• [TASK]
Set out every line bearing the string "Social".

• [SUPPLIED ENTRIES]
--*--

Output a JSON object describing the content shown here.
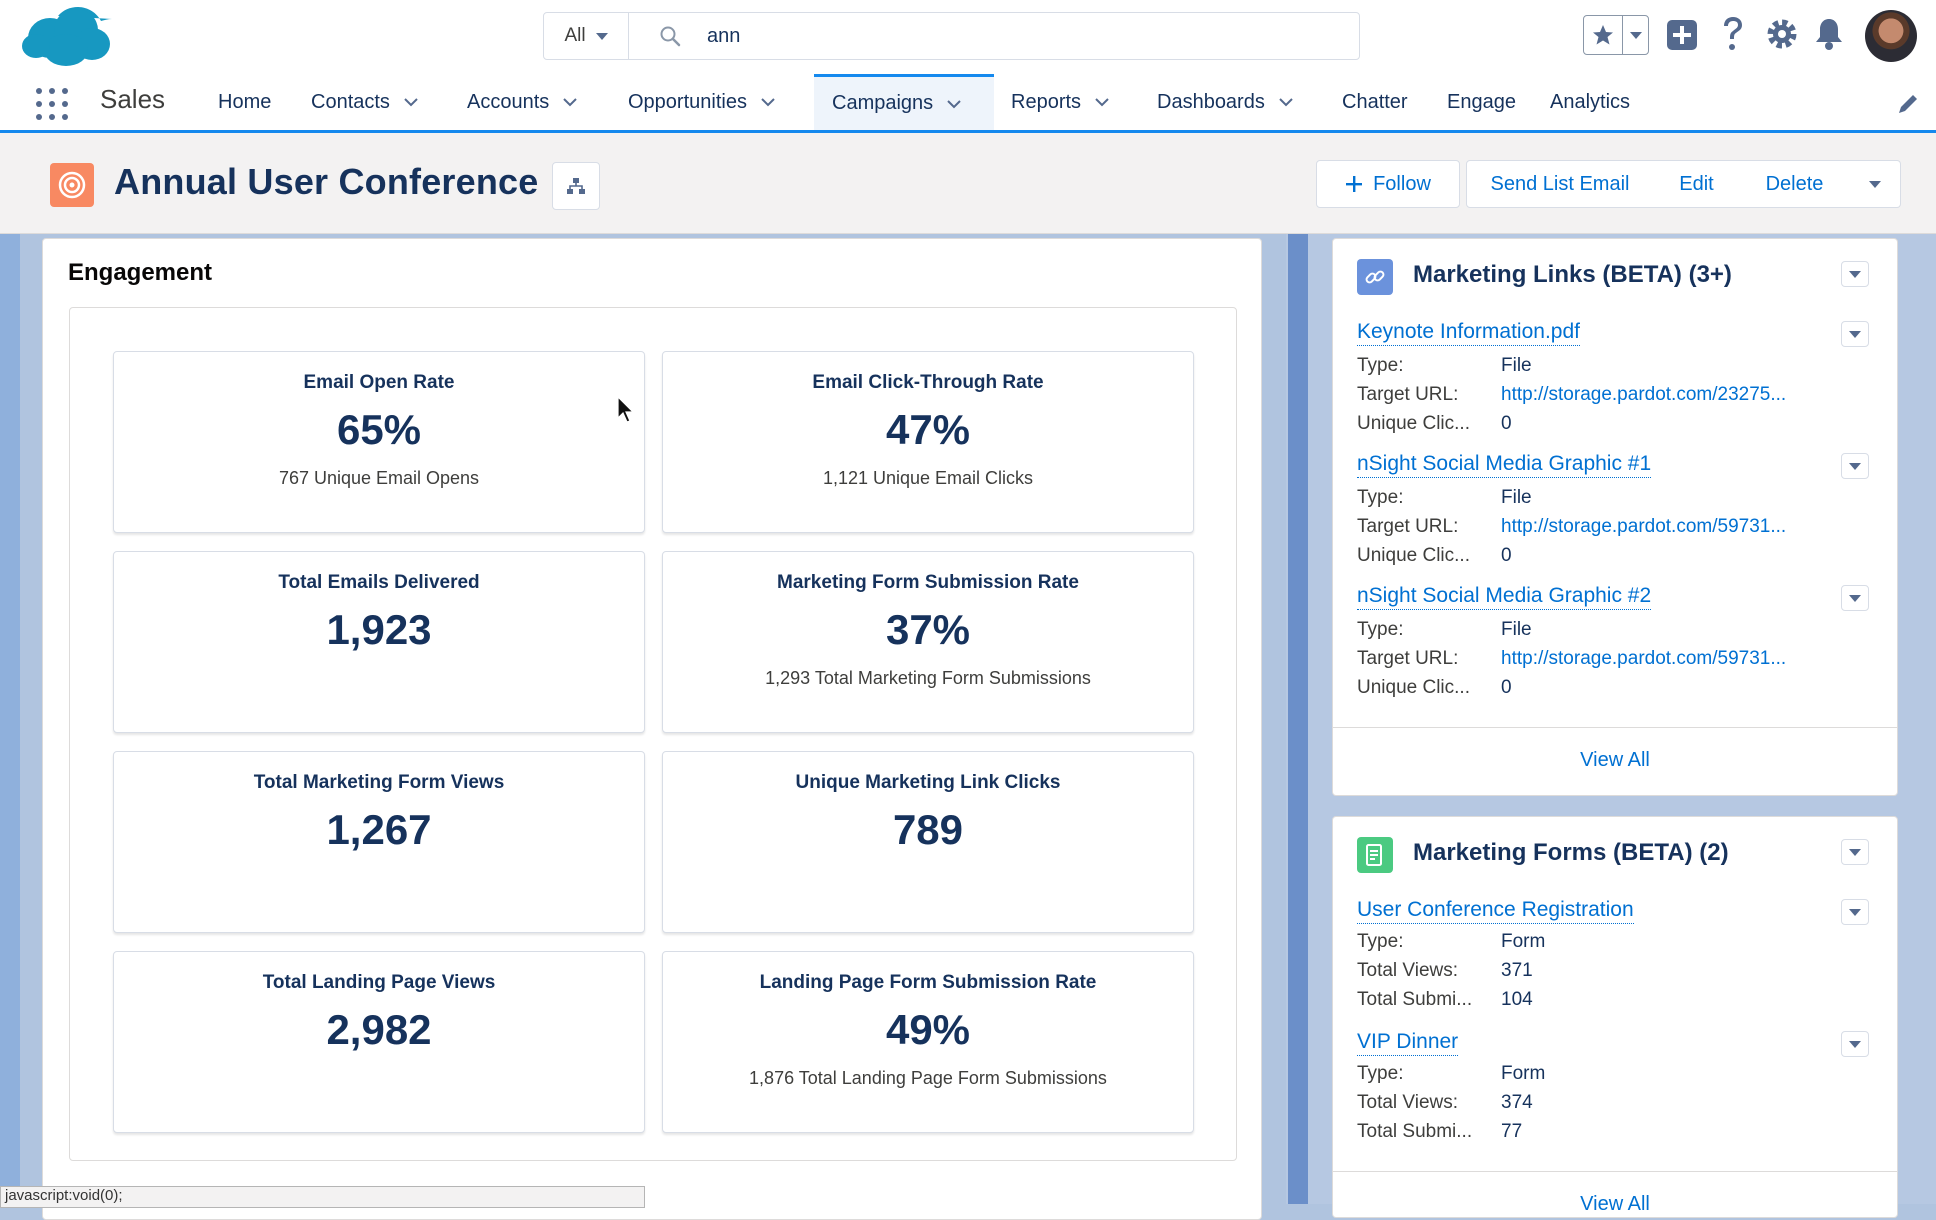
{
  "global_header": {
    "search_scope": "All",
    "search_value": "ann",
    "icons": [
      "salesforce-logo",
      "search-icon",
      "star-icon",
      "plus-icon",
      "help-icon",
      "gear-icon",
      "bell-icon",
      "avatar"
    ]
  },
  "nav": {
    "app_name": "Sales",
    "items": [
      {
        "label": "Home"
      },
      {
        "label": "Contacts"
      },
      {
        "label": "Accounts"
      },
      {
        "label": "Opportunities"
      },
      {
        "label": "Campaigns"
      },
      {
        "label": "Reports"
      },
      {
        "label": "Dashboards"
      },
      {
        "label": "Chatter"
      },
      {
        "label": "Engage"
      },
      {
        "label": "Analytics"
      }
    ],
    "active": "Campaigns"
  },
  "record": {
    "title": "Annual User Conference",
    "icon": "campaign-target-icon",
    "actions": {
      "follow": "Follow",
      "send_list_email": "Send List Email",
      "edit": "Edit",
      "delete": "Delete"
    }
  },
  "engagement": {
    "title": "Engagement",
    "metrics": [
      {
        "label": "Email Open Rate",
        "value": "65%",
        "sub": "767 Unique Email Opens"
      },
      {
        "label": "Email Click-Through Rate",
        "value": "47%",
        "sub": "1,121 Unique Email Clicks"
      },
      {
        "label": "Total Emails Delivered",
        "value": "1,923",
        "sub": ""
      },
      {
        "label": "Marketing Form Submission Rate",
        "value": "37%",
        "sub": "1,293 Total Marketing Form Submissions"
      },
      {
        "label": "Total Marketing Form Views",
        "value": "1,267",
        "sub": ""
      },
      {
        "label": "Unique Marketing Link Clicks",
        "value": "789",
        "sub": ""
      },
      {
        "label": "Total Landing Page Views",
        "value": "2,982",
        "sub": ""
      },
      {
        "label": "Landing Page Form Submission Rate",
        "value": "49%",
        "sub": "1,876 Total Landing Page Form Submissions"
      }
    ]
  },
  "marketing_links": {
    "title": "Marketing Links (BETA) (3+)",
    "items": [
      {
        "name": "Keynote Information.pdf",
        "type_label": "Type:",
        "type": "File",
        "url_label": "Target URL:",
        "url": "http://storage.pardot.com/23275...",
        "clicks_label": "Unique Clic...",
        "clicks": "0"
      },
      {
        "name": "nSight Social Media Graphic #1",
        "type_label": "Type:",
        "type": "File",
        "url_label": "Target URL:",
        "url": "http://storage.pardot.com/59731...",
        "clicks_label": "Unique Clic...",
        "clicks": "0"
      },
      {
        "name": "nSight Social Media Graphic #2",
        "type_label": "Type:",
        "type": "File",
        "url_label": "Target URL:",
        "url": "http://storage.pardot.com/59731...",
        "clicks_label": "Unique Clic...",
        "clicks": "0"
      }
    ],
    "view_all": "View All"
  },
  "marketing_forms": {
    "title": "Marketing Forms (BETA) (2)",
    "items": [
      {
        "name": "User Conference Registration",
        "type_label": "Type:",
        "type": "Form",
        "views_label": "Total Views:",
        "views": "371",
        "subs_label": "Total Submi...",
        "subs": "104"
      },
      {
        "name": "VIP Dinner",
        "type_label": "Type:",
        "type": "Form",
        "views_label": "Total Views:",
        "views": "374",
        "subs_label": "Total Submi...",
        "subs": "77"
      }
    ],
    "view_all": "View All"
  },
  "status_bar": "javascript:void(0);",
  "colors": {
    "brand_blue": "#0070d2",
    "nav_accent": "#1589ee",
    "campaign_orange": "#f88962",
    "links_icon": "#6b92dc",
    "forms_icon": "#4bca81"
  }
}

--*--

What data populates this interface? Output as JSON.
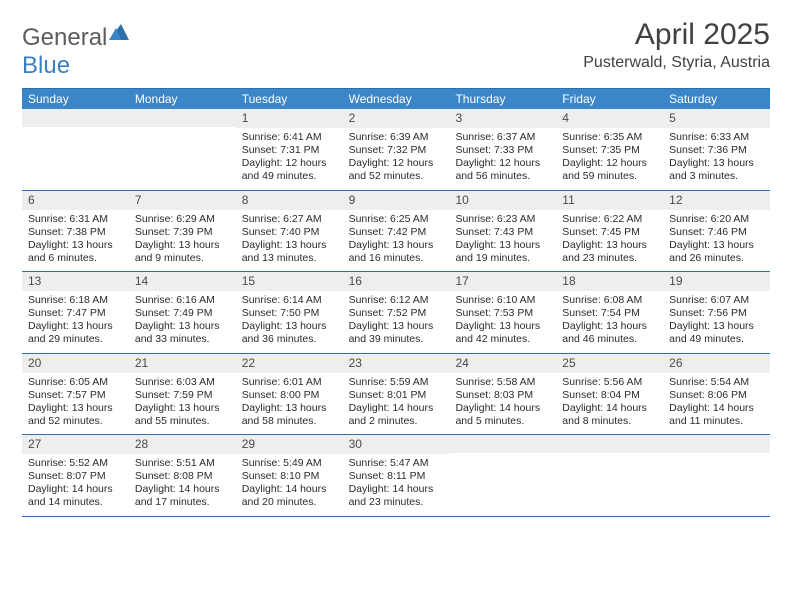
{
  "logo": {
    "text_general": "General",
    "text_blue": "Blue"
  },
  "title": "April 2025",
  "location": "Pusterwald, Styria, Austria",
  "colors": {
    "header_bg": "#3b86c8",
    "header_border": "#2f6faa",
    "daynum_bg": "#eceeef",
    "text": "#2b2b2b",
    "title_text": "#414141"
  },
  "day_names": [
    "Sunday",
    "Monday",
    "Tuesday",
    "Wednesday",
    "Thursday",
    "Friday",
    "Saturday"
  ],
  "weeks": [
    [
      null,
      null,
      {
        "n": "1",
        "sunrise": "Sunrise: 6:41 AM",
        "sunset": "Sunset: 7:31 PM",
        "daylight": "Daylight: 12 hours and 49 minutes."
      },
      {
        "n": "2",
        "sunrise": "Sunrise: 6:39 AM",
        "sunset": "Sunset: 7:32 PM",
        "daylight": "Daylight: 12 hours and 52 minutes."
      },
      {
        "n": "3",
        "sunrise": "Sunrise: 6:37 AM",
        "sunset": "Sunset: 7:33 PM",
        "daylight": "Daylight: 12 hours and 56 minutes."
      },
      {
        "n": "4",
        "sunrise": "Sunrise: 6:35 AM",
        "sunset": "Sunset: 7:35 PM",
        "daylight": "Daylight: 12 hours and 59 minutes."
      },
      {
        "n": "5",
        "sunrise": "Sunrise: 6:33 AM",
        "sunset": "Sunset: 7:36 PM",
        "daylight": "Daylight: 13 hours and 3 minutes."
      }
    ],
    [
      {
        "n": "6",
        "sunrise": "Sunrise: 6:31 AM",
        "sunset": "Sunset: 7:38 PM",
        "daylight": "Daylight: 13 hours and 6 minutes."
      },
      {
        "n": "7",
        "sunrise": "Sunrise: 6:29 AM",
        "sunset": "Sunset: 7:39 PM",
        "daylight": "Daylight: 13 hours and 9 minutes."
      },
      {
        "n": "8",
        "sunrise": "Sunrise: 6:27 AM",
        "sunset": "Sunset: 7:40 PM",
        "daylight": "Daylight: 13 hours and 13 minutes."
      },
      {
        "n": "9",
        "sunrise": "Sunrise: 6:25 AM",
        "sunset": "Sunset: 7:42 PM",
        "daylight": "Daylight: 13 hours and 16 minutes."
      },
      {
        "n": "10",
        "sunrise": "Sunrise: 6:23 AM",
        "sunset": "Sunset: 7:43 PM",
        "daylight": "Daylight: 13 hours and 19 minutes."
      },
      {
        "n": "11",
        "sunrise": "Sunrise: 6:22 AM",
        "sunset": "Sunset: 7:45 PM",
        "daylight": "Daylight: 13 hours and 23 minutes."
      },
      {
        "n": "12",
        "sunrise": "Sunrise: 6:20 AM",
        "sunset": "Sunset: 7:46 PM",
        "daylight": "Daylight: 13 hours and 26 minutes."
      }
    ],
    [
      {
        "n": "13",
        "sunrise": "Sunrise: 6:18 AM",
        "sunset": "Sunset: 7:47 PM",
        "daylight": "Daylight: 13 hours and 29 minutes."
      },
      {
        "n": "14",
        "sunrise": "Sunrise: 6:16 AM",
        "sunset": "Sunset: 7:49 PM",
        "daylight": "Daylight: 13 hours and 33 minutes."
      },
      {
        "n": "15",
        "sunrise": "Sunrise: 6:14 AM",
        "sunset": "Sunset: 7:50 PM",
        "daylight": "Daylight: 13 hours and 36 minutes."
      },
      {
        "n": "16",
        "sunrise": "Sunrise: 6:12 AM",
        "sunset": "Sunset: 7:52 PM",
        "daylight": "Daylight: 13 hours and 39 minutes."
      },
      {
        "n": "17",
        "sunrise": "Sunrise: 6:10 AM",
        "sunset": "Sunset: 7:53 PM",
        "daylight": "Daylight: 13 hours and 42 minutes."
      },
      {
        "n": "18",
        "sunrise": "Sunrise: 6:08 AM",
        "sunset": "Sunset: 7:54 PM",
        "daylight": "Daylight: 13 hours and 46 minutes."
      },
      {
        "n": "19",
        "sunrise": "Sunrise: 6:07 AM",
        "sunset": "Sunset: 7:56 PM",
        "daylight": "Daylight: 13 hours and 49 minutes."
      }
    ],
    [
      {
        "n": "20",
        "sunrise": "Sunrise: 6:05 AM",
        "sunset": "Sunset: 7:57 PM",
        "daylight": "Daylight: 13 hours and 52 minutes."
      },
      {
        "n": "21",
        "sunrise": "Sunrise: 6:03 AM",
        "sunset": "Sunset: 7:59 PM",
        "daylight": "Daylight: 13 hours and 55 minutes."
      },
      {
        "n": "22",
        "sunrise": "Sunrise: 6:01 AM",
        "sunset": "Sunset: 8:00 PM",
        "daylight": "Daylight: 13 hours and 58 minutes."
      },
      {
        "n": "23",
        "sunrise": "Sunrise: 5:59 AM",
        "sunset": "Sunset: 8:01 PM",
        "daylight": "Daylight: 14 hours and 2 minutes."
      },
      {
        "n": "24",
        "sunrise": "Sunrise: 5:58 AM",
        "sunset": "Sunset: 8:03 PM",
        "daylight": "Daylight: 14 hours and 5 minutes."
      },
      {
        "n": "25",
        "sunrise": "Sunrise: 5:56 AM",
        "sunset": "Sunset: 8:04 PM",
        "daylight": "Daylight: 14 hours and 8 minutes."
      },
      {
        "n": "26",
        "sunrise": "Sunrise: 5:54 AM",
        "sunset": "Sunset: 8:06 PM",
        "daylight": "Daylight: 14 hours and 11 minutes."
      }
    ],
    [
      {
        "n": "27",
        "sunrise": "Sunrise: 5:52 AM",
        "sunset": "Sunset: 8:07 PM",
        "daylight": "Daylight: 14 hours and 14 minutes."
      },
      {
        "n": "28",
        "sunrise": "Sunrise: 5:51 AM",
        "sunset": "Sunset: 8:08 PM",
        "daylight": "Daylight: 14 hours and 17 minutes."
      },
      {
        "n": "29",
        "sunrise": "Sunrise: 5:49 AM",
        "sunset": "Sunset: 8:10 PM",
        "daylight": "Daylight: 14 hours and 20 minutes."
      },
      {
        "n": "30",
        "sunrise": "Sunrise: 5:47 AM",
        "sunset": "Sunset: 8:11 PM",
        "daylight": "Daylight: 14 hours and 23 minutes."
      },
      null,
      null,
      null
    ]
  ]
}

--*--

• [REPLY]
        "name": "nSight Social Media Graphic #1",
        "name": "nSight Social Media Graphic #2",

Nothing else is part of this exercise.